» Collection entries
======
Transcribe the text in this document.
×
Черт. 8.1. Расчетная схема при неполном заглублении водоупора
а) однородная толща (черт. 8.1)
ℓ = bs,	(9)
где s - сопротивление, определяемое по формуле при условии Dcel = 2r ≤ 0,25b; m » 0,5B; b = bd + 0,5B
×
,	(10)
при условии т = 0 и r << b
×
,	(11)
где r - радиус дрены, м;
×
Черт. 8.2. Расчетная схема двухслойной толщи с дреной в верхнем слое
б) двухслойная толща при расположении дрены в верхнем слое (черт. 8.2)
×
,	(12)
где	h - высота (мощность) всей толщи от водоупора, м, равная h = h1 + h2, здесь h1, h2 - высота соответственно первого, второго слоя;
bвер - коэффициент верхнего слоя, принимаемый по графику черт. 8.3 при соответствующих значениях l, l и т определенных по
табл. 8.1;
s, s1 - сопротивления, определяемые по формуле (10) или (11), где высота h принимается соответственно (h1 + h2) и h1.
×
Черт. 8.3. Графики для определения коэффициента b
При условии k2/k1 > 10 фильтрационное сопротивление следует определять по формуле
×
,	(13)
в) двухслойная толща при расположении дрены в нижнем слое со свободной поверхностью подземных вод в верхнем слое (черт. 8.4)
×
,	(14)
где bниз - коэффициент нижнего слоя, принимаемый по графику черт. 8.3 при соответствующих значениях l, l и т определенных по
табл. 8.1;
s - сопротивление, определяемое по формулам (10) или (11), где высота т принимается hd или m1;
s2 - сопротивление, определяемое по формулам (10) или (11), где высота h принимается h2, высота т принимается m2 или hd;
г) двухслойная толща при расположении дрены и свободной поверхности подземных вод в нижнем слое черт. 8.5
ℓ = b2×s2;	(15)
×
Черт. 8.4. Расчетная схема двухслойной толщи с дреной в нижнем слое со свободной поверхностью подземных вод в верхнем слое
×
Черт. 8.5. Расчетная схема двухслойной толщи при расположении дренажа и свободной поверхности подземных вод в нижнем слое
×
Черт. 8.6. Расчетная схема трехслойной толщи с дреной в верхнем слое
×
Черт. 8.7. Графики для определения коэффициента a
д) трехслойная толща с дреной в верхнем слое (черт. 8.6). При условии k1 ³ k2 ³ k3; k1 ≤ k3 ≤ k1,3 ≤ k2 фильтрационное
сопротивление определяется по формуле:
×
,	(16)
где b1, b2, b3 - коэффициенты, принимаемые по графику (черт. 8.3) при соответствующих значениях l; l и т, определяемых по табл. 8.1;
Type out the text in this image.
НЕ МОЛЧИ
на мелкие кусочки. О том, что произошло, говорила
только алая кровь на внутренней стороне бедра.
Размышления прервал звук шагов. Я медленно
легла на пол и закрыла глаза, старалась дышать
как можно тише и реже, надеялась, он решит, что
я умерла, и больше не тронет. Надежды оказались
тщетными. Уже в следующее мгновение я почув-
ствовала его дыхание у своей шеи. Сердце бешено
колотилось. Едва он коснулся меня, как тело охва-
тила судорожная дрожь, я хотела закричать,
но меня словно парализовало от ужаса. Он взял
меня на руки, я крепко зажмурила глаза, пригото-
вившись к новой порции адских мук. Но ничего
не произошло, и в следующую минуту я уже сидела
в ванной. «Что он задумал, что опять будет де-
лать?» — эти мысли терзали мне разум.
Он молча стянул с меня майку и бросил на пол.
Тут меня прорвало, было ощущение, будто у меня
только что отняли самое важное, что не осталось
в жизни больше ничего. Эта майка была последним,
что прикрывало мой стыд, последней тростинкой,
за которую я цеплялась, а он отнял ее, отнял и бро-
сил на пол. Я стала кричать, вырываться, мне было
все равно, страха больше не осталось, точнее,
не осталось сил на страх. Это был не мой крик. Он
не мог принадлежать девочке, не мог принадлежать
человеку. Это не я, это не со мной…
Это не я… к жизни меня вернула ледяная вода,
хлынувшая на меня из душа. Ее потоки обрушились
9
======
» Do this
Faithfully reproduce all of the records, character for character.

» Solution to this problem
Transcribe the text in this document.
×
Черт. 8.1. Расчетная схема при неполном заглублении водоупора
а) однородная толща (черт. 8.1)
ℓ = bs,	(9)
где s - сопротивление, определяемое по формуле при условии Dcel = 2r ≤ 0,25b; m » 0,5B; b = bd + 0,5B
×
,	(10)
при условии т = 0 и r << b
×
,	(11)
где r - радиус дрены, м;
×
Черт. 8.2. Расчетная схема двухслойной толщи с дреной в верхнем слое
б) двухслойная толща при расположении дрены в верхнем слое (черт. 8.2)
×
,	(12)
где	h - высота (мощность) всей толщи от водоупора, м, равная h = h1 + h2, здесь h1, h2 - высота соответственно первого, второго слоя;
bвер - коэффициент верхнего слоя, принимаемый по графику черт. 8.3 при соответствующих значениях l, l и т определенных по
табл. 8.1;
s, s1 - сопротивления, определяемые по формуле (10) или (11), где высота h принимается соответственно (h1 + h2) и h1.
×
Черт. 8.3. Графики для определения коэффициента b
При условии k2/k1 > 10 фильтрационное сопротивление следует определять по формуле
×
,	(13)
в) двухслойная толща при расположении дрены в нижнем слое со свободной поверхностью подземных вод в верхнем слое (черт. 8.4)
×
,	(14)
где bниз - коэффициент нижнего слоя, принимаемый по графику черт. 8.3 при соответствующих значениях l, l и т определенных по
табл. 8.1;
s - сопротивление, определяемое по формулам (10) или (11), где высота т принимается hd или m1;
s2 - сопротивление, определяемое по формулам (10) или (11), где высота h принимается h2, высота т принимается m2 или hd;
г) двухслойная толща при расположении дрены и свободной поверхности подземных вод в нижнем слое черт. 8.5
ℓ = b2×s2;	(15)
×
Черт. 8.4. Расчетная схема двухслойной толщи с дреной в нижнем слое со свободной поверхностью подземных вод в верхнем слое
×
Черт. 8.5. Расчетная схема двухслойной толщи при расположении дренажа и свободной поверхности подземных вод в нижнем слое
×
Черт. 8.6. Расчетная схема трехслойной толщи с дреной в верхнем слое
×
Черт. 8.7. Графики для определения коэффициента a
д) трехслойная толща с дреной в верхнем слое (черт. 8.6). При условии k1 ³ k2 ³ k3; k1 ≤ k3 ≤ k1,3 ≤ k2 фильтрационное
сопротивление определяется по формуле:
×
,	(16)
где b1, b2, b3 - коэффициенты, принимаемые по графику (черт. 8.3) при соответствующих значениях l; l и т, определяемых по табл. 8.1;
Type out the text in this image.
НЕ МОЛЧИ
на мелкие кусочки. О том, что произошло, говорила
только алая кровь на внутренней стороне бедра.
Размышления прервал звук шагов. Я медленно
легла на пол и закрыла глаза, старалась дышать
как можно тише и реже, надеялась, он решит, что
я умерла, и больше не тронет. Надежды оказались
тщетными. Уже в следующее мгновение я почув-
ствовала его дыхание у своей шеи. Сердце бешено
колотилось. Едва он коснулся меня, как тело охва-
тила судорожная дрожь, я хотела закричать,
но меня словно парализовало от ужаса. Он взял
меня на руки, я крепко зажмурила глаза, пригото-
вившись к новой порции адских мук. Но ничего
не произошло, и в следующую минуту я уже сидела
в ванной. «Что он задумал, что опять будет де-
лать?» — эти мысли терзали мне разум.
Он молча стянул с меня майку и бросил на пол.
Тут меня прорвало, было ощущение, будто у меня
только что отняли самое важное, что не осталось
в жизни больше ничего. Эта майка была последним,
что прикрывало мой стыд, последней тростинкой,
за которую я цеплялась, а он отнял ее, отнял и бро-
сил на пол. Я стала кричать, вырываться, мне было
все равно, страха больше не осталось, точнее,
не осталось сил на страх. Это был не мой крик. Он
не мог принадлежать девочке, не мог принадлежать
человеку. Это не я, это не со мной…
Это не я… к жизни меня вернула ледяная вода,
хлынувшая на меня из душа. Ее потоки обрушились
9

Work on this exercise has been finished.